___ Dataset content ___

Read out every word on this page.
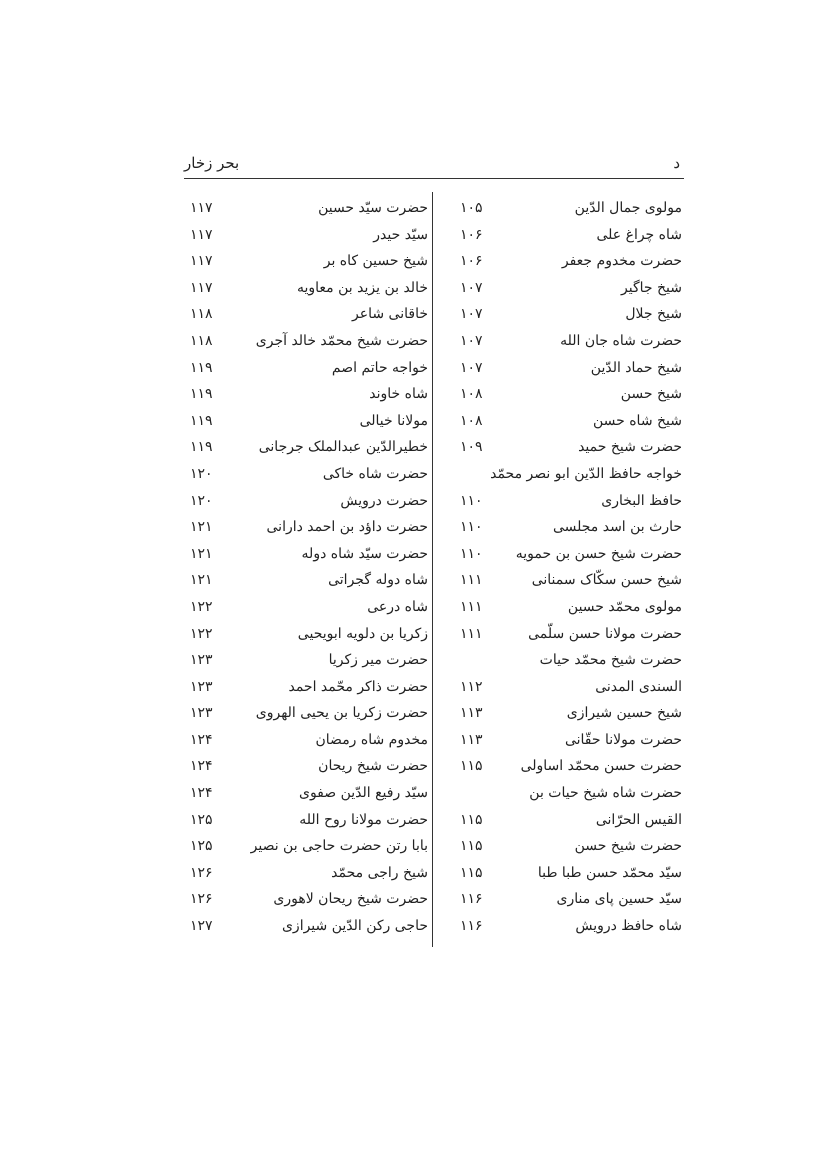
بحر زخار	د
مولوی جمال الدّین
۱۰۵
شاه چراغ علی
۱۰۶
حضرت مخدوم جعفر
۱۰۶
شیخ جاگیر
۱۰۷
شیخ جلال
۱۰۷
حضرت شاه جان الله
۱۰۷
شیخ حماد الدّین
۱۰۷
شیخ حسن
۱۰۸
شیخ شاه حسن
۱۰۸
حضرت شیخ حمید
۱۰۹
خواجه حافظ الدّین ابو نصر محمّد
حافظ البخاری
۱۱۰
حارث بن اسد مجلسی
۱۱۰
حضرت شیخ حسن بن حمویه
۱۱۰
شیخ حسن سکّاک سمنانی
۱۱۱
مولوی محمّد حسین
۱۱۱
حضرت مولانا حسن سلّمی
۱۱۱
حضرت شیخ محمّد حیات
السندی المدنی
۱۱۲
شیخ حسین شیرازی
۱۱۳
حضرت مولانا حقّانی
۱۱۳
حضرت حسن محمّد اساولی
۱۱۵
حضرت شاه شیخ حیات بن
القیس الحرّانی
۱۱۵
حضرت شیخ حسن
۱۱۵
سیّد محمّد حسن طبا طبا
۱۱۵
سیّد حسین پای مناری
۱۱۶
شاه حافظ درویش
۱۱۶
حضرت سیّد حسین
۱۱۷
سیّد حیدر
۱۱۷
شیخ حسین کاه بر
۱۱۷
خالد بن یزید بن معاویه
۱۱۷
خاقانی شاعر
۱۱۸
حضرت شیخ محمّد خالد آجری
۱۱۸
خواجه حاتم اصم
۱۱۹
شاه خاوند
۱۱۹
مولانا خیالی
۱۱۹
خطیرالدّین عبدالملک جرجانی
۱۱۹
حضرت شاه خاکی
۱۲۰
حضرت درویش
۱۲۰
حضرت داؤد بن احمد دارانی
۱۲۱
حضرت سیّد شاه دوله
۱۲۱
شاه دوله گجراتی
۱۲۱
شاه درعی
۱۲۲
زکریا بن دلویه ابویحیی
۱۲۲
حضرت میر زکریا
۱۲۳
حضرت ذاکر محّمد احمد
۱۲۳
حضرت زکریا بن یحیی الهروی
۱۲۳
مخدوم شاه رمضان
۱۲۴
حضرت شیخ ریحان
۱۲۴
سیّد رفیع الدّین صفوی
۱۲۴
حضرت مولانا روح الله
۱۲۵
بابا رتن حضرت حاجی بن نصیر
۱۲۵
شیخ راجی محمّد
۱۲۶
حضرت شیخ ریحان لاهوری
۱۲۶
حاجی رکن الدّین شیرازی
۱۲۷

___

** What the task requires **
Say how many lines in the listing above include "زکریا". Give nothing but the number.

** Exercise result **
3